--- Records shown ---

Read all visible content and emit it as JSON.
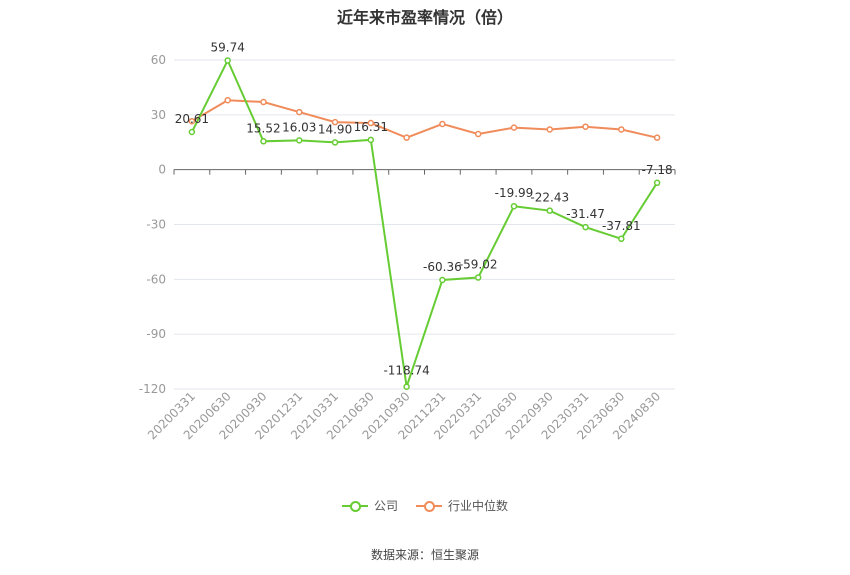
{
  "chart_data": {
    "type": "line",
    "title": "近年来市盈率情况（倍）",
    "categories": [
      "20200331",
      "20200630",
      "20200930",
      "20201231",
      "20210331",
      "20210630",
      "20210930",
      "20211231",
      "20220331",
      "20220630",
      "20220930",
      "20230331",
      "20230630",
      "20240830"
    ],
    "series": [
      {
        "name": "公司",
        "color": "#66cc33",
        "values": [
          20.61,
          59.74,
          15.52,
          16.03,
          14.9,
          16.31,
          -118.74,
          -60.36,
          -59.02,
          -19.99,
          -22.43,
          -31.47,
          -37.81,
          -7.18
        ],
        "labels": [
          "20.61",
          "59.74",
          "15.52",
          "16.03",
          "14.90",
          "16.31",
          "-118.74",
          "-60.36",
          "-59.02",
          "-19.99",
          "-22.43",
          "-31.47",
          "-37.81",
          "-7.18"
        ]
      },
      {
        "name": "行业中位数",
        "color": "#f08b5a",
        "values": [
          26.5,
          38.0,
          37.0,
          31.5,
          26.0,
          25.5,
          17.5,
          25.0,
          19.5,
          23.0,
          22.0,
          23.5,
          22.0,
          17.5
        ]
      }
    ],
    "ylim": [
      -120,
      60
    ],
    "yticks": [
      60,
      30,
      0,
      -30,
      -60,
      -90,
      -120
    ],
    "grid": true,
    "legend_position": "bottom"
  },
  "source": "数据来源：恒生聚源"
}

---

Task: Repeat all of the data above word for word, minus the pictures.

Answer to this task:
Read all visible content and emit it as JSON.
{
  "chart_data": {
    "type": "line",
    "title": "近年来市盈率情况（倍）",
    "categories": [
      "20200331",
      "20200630",
      "20200930",
      "20201231",
      "20210331",
      "20210630",
      "20210930",
      "20211231",
      "20220331",
      "20220630",
      "20220930",
      "20230331",
      "20230630",
      "20240830"
    ],
    "series": [
      {
        "name": "公司",
        "color": "#66cc33",
        "values": [
          20.61,
          59.74,
          15.52,
          16.03,
          14.9,
          16.31,
          -118.74,
          -60.36,
          -59.02,
          -19.99,
          -22.43,
          -31.47,
          -37.81,
          -7.18
        ],
        "labels": [
          "20.61",
          "59.74",
          "15.52",
          "16.03",
          "14.90",
          "16.31",
          "-118.74",
          "-60.36",
          "-59.02",
          "-19.99",
          "-22.43",
          "-31.47",
          "-37.81",
          "-7.18"
        ]
      },
      {
        "name": "行业中位数",
        "color": "#f08b5a",
        "values": [
          26.5,
          38.0,
          37.0,
          31.5,
          26.0,
          25.5,
          17.5,
          25.0,
          19.5,
          23.0,
          22.0,
          23.5,
          22.0,
          17.5
        ]
      }
    ],
    "ylim": [
      -120,
      60
    ],
    "yticks": [
      60,
      30,
      0,
      -30,
      -60,
      -90,
      -120
    ],
    "grid": true,
    "legend_position": "bottom"
  },
  "source": "数据来源：恒生聚源"
}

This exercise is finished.